• **SUPPLIED RECORDS**:

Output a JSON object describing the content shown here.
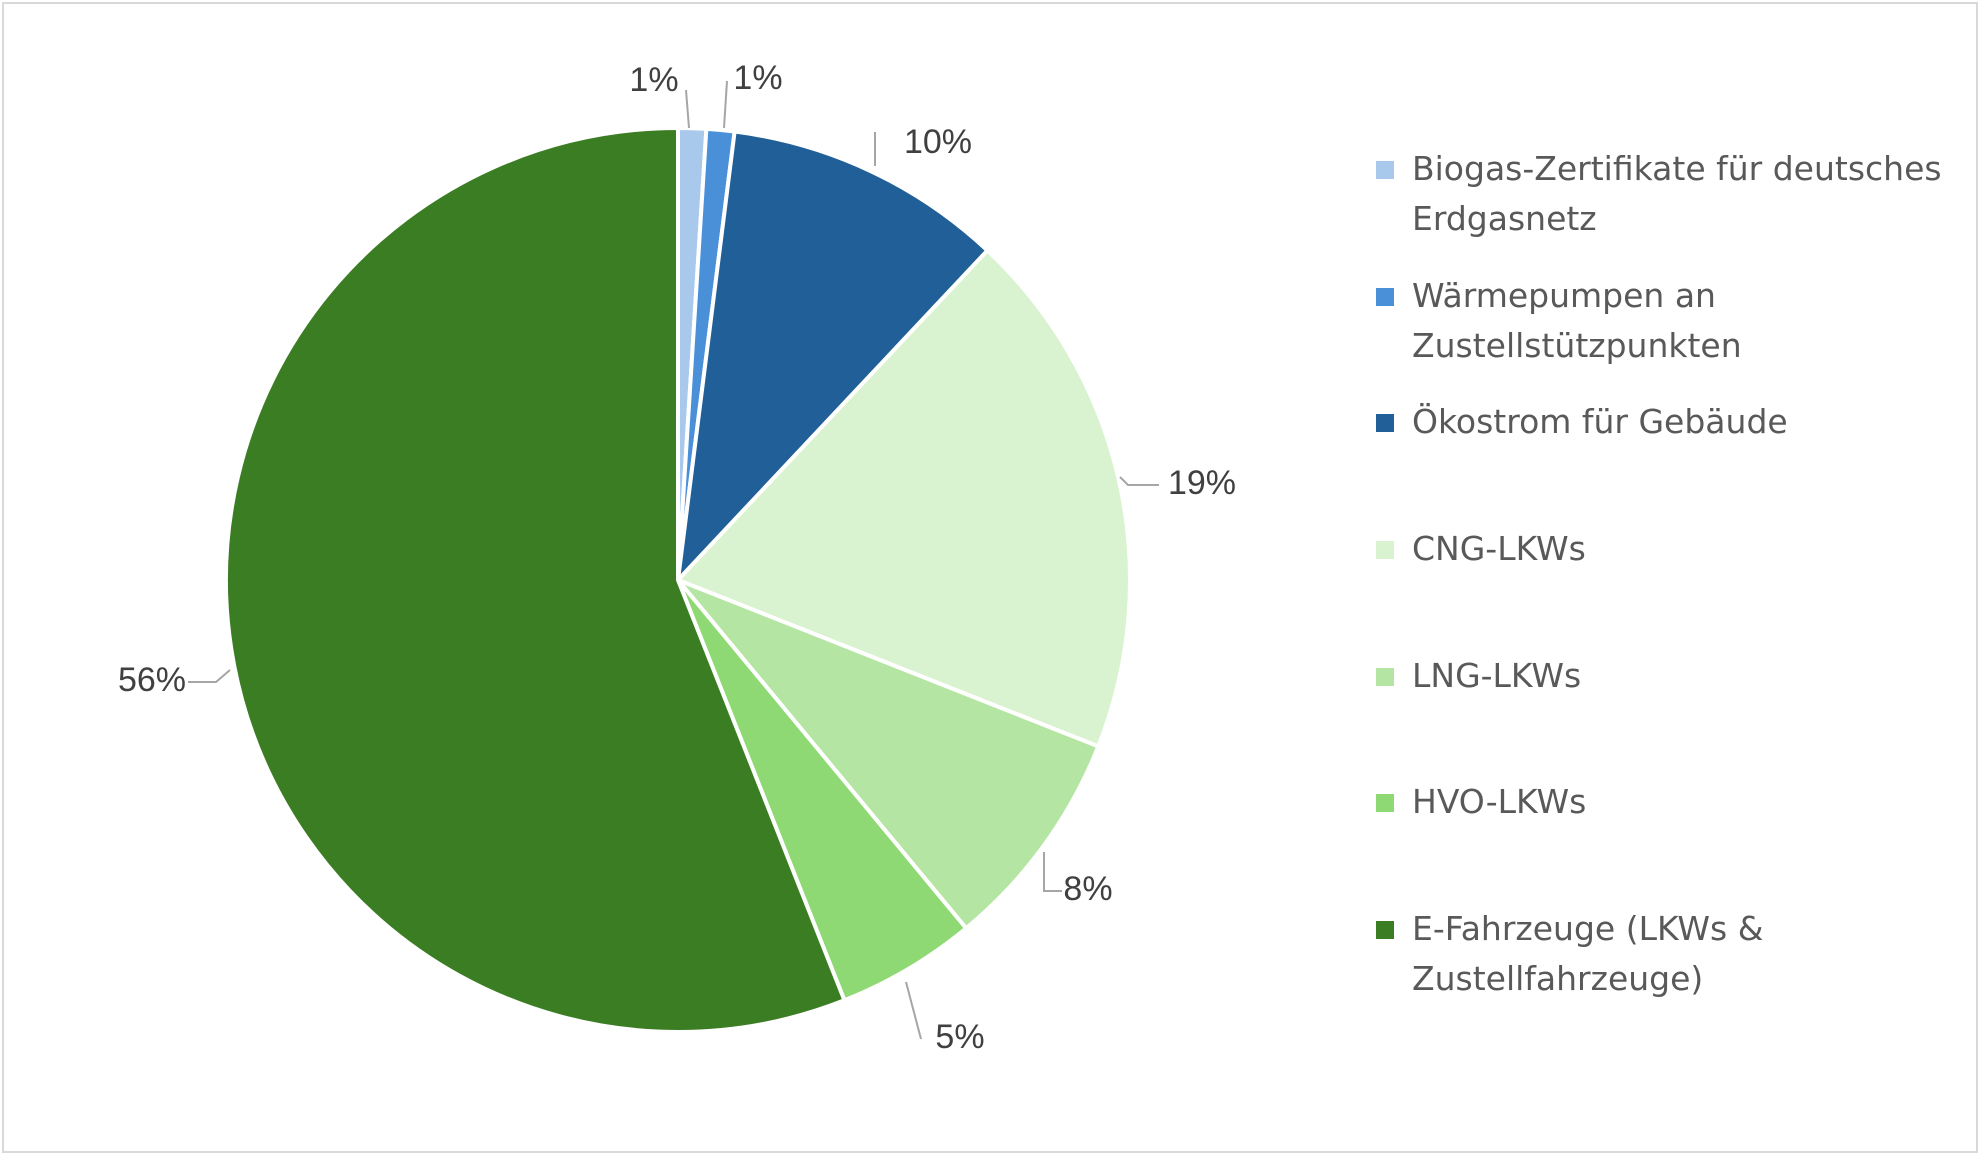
{
  "chart_data": {
    "type": "pie",
    "title": "",
    "slices": [
      {
        "label": "Biogas-Zertifikate für deutsches Erdgasnetz",
        "value": 1,
        "display": "1%",
        "color": "#a9c9ec"
      },
      {
        "label": "Wärmepumpen an Zustellstützpunkten",
        "value": 1,
        "display": "1%",
        "color": "#4a90d9"
      },
      {
        "label": "Ökostrom für Gebäude",
        "value": 10,
        "display": "10%",
        "color": "#215f99"
      },
      {
        "label": "CNG-LKWs",
        "value": 19,
        "display": "19%",
        "color": "#d9f2d0"
      },
      {
        "label": "LNG-LKWs",
        "value": 8,
        "display": "8%",
        "color": "#b4e5a2"
      },
      {
        "label": "HVO-LKWs",
        "value": 5,
        "display": "5%",
        "color": "#8ed973"
      },
      {
        "label": "E-Fahrzeuge (LKWs & Zustellfahrzeuge)",
        "value": 56,
        "display": "56%",
        "color": "#3b7d23"
      }
    ],
    "legend_position": "right",
    "start_angle": "top, clockwise"
  },
  "legend": {
    "items": [
      {
        "line1": "Biogas-Zertifikate für deutsches",
        "line2": "Erdgasnetz",
        "color": "#a9c9ec"
      },
      {
        "line1": "Wärmepumpen an",
        "line2": "Zustellstützpunkten",
        "color": "#4a90d9"
      },
      {
        "line1": "Ökostrom für Gebäude",
        "line2": "",
        "color": "#215f99"
      },
      {
        "line1": "CNG-LKWs",
        "line2": "",
        "color": "#d9f2d0"
      },
      {
        "line1": "LNG-LKWs",
        "line2": "",
        "color": "#b4e5a2"
      },
      {
        "line1": "HVO-LKWs",
        "line2": "",
        "color": "#8ed973"
      },
      {
        "line1": "E-Fahrzeuge (LKWs &",
        "line2": "Zustellfahrzeuge)",
        "color": "#3b7d23"
      }
    ]
  }
}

• **EXERCISE REQUIREMENTS**: Select all lines in the listing that include the word "value".

• **RESPONSE FOR THIS EXERCISE**:
        "value": 1,
        "value": 1,
        "value": 10,
        "value": 19,
        "value": 8,
        "value": 5,
        "value": 56,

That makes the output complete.